◆ Input records ◆
* start *

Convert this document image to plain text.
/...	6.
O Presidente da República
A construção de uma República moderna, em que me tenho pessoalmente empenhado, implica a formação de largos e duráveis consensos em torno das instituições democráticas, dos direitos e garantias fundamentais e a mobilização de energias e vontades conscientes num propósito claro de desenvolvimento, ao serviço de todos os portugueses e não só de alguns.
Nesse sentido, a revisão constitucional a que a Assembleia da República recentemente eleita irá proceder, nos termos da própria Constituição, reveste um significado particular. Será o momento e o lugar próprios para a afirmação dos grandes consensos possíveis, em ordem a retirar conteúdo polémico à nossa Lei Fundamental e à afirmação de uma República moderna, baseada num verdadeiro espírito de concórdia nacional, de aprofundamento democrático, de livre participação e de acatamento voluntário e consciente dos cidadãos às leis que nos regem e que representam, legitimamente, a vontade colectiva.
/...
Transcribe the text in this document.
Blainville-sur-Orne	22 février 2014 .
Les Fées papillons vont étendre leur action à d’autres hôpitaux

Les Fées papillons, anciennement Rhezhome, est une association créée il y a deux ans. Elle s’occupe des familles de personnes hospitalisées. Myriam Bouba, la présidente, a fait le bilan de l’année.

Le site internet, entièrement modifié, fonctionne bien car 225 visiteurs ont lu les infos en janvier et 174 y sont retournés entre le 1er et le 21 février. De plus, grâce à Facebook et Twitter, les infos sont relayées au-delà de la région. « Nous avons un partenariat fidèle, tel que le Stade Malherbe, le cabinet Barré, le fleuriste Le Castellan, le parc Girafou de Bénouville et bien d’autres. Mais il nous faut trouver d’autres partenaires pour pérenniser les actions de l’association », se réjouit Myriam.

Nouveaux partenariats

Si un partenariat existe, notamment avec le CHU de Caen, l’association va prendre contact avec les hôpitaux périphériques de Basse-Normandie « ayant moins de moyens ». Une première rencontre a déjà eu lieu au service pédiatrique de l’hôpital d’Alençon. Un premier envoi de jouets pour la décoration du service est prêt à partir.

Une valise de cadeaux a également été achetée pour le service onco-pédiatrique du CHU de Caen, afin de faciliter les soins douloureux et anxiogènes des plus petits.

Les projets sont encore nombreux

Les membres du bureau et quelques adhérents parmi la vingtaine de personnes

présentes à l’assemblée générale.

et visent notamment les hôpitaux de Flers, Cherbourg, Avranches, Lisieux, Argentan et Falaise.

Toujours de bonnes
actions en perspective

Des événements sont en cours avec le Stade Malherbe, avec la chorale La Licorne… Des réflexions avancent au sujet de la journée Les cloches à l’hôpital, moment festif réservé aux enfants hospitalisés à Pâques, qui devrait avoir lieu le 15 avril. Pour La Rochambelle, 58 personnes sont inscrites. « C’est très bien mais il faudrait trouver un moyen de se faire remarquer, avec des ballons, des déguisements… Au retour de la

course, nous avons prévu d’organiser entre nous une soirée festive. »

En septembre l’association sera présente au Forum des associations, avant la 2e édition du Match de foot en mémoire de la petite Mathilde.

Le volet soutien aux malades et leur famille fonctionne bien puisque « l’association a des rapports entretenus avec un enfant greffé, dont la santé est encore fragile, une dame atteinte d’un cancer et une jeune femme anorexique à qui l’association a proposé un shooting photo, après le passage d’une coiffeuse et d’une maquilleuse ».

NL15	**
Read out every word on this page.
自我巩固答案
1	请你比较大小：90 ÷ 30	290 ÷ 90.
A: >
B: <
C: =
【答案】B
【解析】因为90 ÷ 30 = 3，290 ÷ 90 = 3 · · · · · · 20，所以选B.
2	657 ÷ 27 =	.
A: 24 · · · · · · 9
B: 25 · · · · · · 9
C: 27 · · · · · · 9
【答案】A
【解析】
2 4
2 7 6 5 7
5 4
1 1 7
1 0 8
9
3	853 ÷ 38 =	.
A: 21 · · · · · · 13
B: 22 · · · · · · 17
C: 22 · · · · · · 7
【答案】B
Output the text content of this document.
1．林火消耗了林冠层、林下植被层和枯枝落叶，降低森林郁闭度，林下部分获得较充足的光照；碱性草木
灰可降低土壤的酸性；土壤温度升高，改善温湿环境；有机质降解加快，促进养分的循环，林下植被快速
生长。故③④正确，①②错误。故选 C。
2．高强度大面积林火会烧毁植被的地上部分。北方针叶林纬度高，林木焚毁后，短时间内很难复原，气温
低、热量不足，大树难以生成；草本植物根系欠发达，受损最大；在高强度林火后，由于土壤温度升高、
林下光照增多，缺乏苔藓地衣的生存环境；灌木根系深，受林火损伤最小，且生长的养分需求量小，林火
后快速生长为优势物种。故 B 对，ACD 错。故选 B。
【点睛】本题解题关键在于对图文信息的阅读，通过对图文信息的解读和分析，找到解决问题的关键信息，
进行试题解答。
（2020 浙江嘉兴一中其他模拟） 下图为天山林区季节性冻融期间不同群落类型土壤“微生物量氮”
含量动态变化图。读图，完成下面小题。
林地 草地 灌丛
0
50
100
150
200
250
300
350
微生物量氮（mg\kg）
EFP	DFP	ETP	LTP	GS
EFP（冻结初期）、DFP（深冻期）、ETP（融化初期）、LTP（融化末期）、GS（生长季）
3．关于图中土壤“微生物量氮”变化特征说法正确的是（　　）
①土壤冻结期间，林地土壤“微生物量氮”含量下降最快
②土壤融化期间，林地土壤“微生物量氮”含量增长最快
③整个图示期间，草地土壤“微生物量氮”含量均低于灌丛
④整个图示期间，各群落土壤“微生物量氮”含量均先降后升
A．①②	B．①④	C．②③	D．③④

* end *

◆ Task description ◆
Look through the data and show every line containing "Caen".

◆ Expected answer ◆
Si un partenariat existe, notamment avec le CHU de Caen, l’association va prendre contact avec les hôpitaux périphériques de Basse-Normandie « ayant moins de moyens ». Une première rencontre a déjà eu lieu au service pédiatrique de l’hôpital d’Alençon. Un premier envoi de jouets pour la décoration du service est prêt à partir.
Une valise de cadeaux a également été achetée pour le service onco-pédiatrique du CHU de Caen, afin de faciliter les soins douloureux et anxiogènes des plus petits.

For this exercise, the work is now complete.